-- begin RAW RECORDS --

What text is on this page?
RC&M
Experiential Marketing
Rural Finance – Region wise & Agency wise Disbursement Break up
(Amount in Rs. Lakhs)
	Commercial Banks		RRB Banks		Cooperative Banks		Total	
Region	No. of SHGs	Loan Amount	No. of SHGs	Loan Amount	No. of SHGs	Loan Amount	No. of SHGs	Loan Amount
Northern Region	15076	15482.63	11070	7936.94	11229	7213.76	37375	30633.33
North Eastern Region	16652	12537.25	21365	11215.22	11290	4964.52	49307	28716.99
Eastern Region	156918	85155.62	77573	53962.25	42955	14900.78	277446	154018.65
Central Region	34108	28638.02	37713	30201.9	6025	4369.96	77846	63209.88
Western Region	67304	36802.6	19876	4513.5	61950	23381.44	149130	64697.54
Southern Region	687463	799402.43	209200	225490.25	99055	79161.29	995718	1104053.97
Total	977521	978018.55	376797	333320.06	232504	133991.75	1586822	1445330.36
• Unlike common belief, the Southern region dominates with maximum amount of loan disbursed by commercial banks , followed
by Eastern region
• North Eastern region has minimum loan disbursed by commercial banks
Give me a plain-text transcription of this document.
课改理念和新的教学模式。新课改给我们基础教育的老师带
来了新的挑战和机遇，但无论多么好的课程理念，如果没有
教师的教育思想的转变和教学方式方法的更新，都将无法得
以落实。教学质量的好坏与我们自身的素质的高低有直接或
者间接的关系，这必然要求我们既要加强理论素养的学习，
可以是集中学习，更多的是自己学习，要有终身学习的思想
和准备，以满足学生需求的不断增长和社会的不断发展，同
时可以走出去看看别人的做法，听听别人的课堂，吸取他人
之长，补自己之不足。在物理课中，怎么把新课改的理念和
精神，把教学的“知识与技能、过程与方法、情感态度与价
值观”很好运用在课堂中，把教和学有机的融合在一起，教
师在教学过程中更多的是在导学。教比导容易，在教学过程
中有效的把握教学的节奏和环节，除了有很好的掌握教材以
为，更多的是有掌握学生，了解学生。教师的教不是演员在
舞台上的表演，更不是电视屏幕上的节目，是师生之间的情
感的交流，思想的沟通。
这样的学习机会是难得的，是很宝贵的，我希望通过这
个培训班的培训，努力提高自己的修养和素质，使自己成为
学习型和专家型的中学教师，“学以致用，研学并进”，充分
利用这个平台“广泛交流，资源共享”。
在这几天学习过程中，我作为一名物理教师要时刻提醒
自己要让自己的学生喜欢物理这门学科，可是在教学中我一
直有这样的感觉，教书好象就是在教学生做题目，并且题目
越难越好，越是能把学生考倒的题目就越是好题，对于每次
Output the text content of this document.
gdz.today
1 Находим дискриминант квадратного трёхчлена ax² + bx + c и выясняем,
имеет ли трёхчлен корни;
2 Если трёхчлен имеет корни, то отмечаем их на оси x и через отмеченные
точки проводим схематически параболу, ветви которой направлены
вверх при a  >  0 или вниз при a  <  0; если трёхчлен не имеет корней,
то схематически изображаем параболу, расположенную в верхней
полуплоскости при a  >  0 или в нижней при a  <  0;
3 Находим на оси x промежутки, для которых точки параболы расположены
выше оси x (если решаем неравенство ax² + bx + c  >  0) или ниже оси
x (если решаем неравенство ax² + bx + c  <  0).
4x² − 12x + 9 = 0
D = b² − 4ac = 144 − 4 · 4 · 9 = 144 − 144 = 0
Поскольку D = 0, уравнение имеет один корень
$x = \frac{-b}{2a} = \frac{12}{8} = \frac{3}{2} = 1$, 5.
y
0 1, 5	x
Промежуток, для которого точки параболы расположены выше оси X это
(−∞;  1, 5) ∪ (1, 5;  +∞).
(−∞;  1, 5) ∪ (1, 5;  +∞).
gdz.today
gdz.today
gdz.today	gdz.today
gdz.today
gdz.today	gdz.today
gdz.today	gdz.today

-- end RAW RECORDS --

- [EXERCISE INSTRUCTIONS]:
Check each line of the records for the word "Southern" and extract those that contain it.

- [THE REPLY]:
Southern Region	687463	799402.43	209200	225490.25	99055	79161.29	995718	1104053.97
• Unlike common belief, the Southern region dominates with maximum amount of loan disbursed by commercial banks , followed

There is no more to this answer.